Requirement: Pull out from the material below all lines with "мероприятие".

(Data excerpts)
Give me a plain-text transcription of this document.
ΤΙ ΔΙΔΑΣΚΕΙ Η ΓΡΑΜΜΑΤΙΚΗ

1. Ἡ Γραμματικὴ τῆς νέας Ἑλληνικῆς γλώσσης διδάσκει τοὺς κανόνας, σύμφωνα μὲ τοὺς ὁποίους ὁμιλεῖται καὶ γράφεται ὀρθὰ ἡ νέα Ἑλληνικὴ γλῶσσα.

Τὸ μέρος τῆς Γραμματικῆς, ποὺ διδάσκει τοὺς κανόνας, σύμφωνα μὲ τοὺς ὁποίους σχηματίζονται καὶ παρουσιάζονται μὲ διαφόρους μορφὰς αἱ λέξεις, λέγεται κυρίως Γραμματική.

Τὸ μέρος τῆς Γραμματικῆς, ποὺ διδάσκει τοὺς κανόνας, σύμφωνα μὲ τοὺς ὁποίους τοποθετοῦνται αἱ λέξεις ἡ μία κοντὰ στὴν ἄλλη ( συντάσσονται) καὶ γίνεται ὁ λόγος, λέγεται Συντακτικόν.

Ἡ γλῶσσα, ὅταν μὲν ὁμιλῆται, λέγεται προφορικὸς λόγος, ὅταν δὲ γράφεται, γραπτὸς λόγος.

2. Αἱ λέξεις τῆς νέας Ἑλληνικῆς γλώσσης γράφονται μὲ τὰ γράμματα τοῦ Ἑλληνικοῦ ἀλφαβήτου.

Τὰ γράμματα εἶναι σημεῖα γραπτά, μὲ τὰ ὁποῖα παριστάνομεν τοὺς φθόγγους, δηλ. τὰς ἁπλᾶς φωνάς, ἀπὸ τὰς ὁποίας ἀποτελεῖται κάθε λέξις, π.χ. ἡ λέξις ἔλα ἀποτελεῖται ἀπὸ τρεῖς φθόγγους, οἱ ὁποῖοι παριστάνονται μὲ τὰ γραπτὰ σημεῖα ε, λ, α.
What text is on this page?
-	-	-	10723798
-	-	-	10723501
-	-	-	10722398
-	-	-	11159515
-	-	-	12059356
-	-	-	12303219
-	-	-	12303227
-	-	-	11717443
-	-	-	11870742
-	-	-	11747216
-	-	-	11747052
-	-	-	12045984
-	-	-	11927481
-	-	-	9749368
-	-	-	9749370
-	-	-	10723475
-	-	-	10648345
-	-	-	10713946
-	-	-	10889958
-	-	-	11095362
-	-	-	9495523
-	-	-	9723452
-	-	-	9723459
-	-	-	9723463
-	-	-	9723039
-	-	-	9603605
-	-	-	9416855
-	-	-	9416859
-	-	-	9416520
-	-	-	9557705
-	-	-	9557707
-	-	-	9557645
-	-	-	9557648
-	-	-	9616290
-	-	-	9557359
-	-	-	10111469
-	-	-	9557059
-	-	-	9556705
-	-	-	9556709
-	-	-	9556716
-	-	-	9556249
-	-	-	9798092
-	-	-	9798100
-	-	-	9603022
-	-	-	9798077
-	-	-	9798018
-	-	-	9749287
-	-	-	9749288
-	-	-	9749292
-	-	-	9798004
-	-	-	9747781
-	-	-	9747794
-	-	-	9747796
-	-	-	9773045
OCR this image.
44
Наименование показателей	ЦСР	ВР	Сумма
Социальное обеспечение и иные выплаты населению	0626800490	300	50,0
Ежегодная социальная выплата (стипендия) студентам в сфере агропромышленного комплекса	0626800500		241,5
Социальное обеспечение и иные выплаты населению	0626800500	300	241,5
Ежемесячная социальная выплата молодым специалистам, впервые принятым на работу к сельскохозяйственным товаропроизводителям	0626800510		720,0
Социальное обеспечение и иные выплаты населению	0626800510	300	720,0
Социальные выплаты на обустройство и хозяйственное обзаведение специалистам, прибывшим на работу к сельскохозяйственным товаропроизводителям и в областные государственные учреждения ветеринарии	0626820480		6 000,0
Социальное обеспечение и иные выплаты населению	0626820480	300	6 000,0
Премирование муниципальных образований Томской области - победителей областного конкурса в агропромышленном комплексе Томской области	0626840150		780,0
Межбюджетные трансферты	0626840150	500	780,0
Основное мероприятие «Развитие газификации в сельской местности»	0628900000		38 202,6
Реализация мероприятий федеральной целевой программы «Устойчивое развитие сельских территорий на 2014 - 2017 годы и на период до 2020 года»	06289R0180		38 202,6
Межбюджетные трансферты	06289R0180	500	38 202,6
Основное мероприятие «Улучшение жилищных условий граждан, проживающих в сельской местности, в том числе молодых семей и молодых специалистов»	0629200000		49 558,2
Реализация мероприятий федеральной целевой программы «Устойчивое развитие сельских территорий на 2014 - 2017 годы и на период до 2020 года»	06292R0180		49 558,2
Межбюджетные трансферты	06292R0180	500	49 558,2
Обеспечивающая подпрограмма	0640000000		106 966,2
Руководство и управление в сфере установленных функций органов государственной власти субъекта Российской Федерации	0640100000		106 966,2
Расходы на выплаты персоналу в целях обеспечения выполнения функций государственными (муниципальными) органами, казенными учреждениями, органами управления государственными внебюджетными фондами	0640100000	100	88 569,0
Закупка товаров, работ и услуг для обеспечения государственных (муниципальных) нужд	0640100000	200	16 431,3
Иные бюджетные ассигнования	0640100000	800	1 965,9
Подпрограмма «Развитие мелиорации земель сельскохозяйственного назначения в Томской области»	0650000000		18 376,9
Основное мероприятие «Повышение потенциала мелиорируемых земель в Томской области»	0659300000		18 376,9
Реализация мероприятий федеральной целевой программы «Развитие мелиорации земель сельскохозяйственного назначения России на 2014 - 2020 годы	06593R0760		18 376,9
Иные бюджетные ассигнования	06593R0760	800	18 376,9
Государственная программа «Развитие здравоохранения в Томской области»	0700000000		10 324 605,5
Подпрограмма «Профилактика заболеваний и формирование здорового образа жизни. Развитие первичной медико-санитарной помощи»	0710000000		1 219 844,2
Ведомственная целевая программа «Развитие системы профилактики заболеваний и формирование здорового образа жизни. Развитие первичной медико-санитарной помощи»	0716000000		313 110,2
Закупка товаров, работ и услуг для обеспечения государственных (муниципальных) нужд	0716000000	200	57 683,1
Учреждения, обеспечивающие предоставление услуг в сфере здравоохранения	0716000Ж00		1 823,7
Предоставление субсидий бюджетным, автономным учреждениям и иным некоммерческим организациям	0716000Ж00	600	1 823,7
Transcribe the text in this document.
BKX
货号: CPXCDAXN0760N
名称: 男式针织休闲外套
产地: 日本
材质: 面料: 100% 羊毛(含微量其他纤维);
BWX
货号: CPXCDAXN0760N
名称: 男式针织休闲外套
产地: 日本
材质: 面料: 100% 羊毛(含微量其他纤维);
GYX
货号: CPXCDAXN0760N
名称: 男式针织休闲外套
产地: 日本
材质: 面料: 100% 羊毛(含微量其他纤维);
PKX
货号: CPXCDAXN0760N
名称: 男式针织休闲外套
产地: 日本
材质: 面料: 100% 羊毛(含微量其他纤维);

The response:
Основное мероприятие «Развитие газификации в сельской местности»	0628900000		38 202,6
Основное мероприятие «Улучшение жилищных условий граждан, проживающих в сельской местности, в том числе молодых семей и молодых специалистов»	0629200000		49 558,2
Основное мероприятие «Повышение потенциала мелиорируемых земель в Томской области»	0659300000		18 376,9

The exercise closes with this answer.